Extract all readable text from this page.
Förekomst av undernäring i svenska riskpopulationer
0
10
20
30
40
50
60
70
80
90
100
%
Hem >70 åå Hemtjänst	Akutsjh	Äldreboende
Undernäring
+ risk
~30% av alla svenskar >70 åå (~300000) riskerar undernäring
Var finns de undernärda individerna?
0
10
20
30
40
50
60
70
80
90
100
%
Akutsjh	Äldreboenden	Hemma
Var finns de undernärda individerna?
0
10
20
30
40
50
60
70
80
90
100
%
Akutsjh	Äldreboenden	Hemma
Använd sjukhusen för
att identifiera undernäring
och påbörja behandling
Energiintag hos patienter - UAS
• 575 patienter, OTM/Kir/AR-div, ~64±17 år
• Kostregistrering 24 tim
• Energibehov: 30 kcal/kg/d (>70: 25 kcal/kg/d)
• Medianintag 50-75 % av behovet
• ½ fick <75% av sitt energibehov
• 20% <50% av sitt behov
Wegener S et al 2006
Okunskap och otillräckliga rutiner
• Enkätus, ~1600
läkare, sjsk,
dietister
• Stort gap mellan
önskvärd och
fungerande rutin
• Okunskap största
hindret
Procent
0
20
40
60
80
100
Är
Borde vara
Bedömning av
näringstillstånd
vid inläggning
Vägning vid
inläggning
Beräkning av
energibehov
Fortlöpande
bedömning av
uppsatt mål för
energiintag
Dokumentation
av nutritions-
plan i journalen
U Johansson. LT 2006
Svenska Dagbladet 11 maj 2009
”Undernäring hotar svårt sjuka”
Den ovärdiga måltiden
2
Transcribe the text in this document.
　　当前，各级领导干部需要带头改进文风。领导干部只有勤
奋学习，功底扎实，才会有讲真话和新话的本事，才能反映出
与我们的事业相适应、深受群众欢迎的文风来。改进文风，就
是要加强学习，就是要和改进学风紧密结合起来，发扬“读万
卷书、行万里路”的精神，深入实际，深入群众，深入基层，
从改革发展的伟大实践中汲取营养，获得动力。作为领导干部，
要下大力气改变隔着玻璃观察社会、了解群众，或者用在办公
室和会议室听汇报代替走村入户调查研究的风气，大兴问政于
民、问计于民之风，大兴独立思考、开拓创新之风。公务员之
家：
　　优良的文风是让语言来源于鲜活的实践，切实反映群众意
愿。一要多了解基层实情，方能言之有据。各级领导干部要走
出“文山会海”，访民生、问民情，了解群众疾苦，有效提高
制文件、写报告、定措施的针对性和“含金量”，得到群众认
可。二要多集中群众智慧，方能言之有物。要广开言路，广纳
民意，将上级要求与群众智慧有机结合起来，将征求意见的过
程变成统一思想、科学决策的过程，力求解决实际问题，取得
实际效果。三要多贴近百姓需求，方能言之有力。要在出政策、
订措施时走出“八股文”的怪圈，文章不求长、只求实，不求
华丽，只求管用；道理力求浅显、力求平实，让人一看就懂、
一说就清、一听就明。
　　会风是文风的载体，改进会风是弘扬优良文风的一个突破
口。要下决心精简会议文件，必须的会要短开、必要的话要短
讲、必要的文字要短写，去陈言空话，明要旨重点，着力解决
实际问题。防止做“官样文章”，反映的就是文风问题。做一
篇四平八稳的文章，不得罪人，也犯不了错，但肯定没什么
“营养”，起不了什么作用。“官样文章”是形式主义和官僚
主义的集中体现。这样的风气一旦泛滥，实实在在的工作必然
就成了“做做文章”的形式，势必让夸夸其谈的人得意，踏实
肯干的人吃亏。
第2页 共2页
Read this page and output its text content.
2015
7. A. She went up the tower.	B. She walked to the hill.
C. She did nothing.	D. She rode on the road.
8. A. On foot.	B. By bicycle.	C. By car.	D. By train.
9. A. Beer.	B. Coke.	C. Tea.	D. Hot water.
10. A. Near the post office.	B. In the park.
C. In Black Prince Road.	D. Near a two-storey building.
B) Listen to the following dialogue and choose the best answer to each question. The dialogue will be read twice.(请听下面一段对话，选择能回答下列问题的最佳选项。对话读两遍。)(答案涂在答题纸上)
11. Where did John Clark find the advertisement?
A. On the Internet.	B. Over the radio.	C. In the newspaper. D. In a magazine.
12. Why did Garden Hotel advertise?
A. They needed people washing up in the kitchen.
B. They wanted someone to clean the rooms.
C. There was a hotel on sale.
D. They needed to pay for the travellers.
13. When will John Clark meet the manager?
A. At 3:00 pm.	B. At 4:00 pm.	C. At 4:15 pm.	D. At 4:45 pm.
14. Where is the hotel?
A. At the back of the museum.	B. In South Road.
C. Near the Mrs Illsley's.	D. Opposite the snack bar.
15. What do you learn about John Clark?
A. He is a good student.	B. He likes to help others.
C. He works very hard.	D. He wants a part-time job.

++++++++++++++++++++

> **EXERCISE PROMPT**: Reproduce each entry from the records above, character for character.

> **REPLY**:
Extract all readable text from this page.
Förekomst av undernäring i svenska riskpopulationer
0
10
20
30
40
50
60
70
80
90
100
%
Hem >70 åå Hemtjänst	Akutsjh	Äldreboende
Undernäring
+ risk
~30% av alla svenskar >70 åå (~300000) riskerar undernäring
Var finns de undernärda individerna?
0
10
20
30
40
50
60
70
80
90
100
%
Akutsjh	Äldreboenden	Hemma
Var finns de undernärda individerna?
0
10
20
30
40
50
60
70
80
90
100
%
Akutsjh	Äldreboenden	Hemma
Använd sjukhusen för
att identifiera undernäring
och påbörja behandling
Energiintag hos patienter - UAS
• 575 patienter, OTM/Kir/AR-div, ~64±17 år
• Kostregistrering 24 tim
• Energibehov: 30 kcal/kg/d (>70: 25 kcal/kg/d)
• Medianintag 50-75 % av behovet
• ½ fick <75% av sitt energibehov
• 20% <50% av sitt behov
Wegener S et al 2006
Okunskap och otillräckliga rutiner
• Enkätus, ~1600
läkare, sjsk,
dietister
• Stort gap mellan
önskvärd och
fungerande rutin
• Okunskap största
hindret
Procent
0
20
40
60
80
100
Är
Borde vara
Bedömning av
näringstillstånd
vid inläggning
Vägning vid
inläggning
Beräkning av
energibehov
Fortlöpande
bedömning av
uppsatt mål för
energiintag
Dokumentation
av nutritions-
plan i journalen
U Johansson. LT 2006
Svenska Dagbladet 11 maj 2009
”Undernäring hotar svårt sjuka”
Den ovärdiga måltiden
2
Transcribe the text in this document.
　　当前，各级领导干部需要带头改进文风。领导干部只有勤
奋学习，功底扎实，才会有讲真话和新话的本事，才能反映出
与我们的事业相适应、深受群众欢迎的文风来。改进文风，就
是要加强学习，就是要和改进学风紧密结合起来，发扬“读万
卷书、行万里路”的精神，深入实际，深入群众，深入基层，
从改革发展的伟大实践中汲取营养，获得动力。作为领导干部，
要下大力气改变隔着玻璃观察社会、了解群众，或者用在办公
室和会议室听汇报代替走村入户调查研究的风气，大兴问政于
民、问计于民之风，大兴独立思考、开拓创新之风。公务员之
家：
　　优良的文风是让语言来源于鲜活的实践，切实反映群众意
愿。一要多了解基层实情，方能言之有据。各级领导干部要走
出“文山会海”，访民生、问民情，了解群众疾苦，有效提高
制文件、写报告、定措施的针对性和“含金量”，得到群众认
可。二要多集中群众智慧，方能言之有物。要广开言路，广纳
民意，将上级要求与群众智慧有机结合起来，将征求意见的过
程变成统一思想、科学决策的过程，力求解决实际问题，取得
实际效果。三要多贴近百姓需求，方能言之有力。要在出政策、
订措施时走出“八股文”的怪圈，文章不求长、只求实，不求
华丽，只求管用；道理力求浅显、力求平实，让人一看就懂、
一说就清、一听就明。
　　会风是文风的载体，改进会风是弘扬优良文风的一个突破
口。要下决心精简会议文件，必须的会要短开、必要的话要短
讲、必要的文字要短写，去陈言空话，明要旨重点，着力解决
实际问题。防止做“官样文章”，反映的就是文风问题。做一
篇四平八稳的文章，不得罪人，也犯不了错，但肯定没什么
“营养”，起不了什么作用。“官样文章”是形式主义和官僚
主义的集中体现。这样的风气一旦泛滥，实实在在的工作必然
就成了“做做文章”的形式，势必让夸夸其谈的人得意，踏实
肯干的人吃亏。
第2页 共2页
Read this page and output its text content.
2015
7. A. She went up the tower.	B. She walked to the hill.
C. She did nothing.	D. She rode on the road.
8. A. On foot.	B. By bicycle.	C. By car.	D. By train.
9. A. Beer.	B. Coke.	C. Tea.	D. Hot water.
10. A. Near the post office.	B. In the park.
C. In Black Prince Road.	D. Near a two-storey building.
B) Listen to the following dialogue and choose the best answer to each question. The dialogue will be read twice.(请听下面一段对话，选择能回答下列问题的最佳选项。对话读两遍。)(答案涂在答题纸上)
11. Where did John Clark find the advertisement?
A. On the Internet.	B. Over the radio.	C. In the newspaper. D. In a magazine.
12. Why did Garden Hotel advertise?
A. They needed people washing up in the kitchen.
B. They wanted someone to clean the rooms.
C. There was a hotel on sale.
D. They needed to pay for the travellers.
13. When will John Clark meet the manager?
A. At 3:00 pm.	B. At 4:00 pm.	C. At 4:15 pm.	D. At 4:45 pm.
14. Where is the hotel?
A. At the back of the museum.	B. In South Road.
C. Near the Mrs Illsley's.	D. Opposite the snack bar.
15. What do you learn about John Clark?
A. He is a good student.	B. He likes to help others.
C. He works very hard.	D. He wants a part-time job.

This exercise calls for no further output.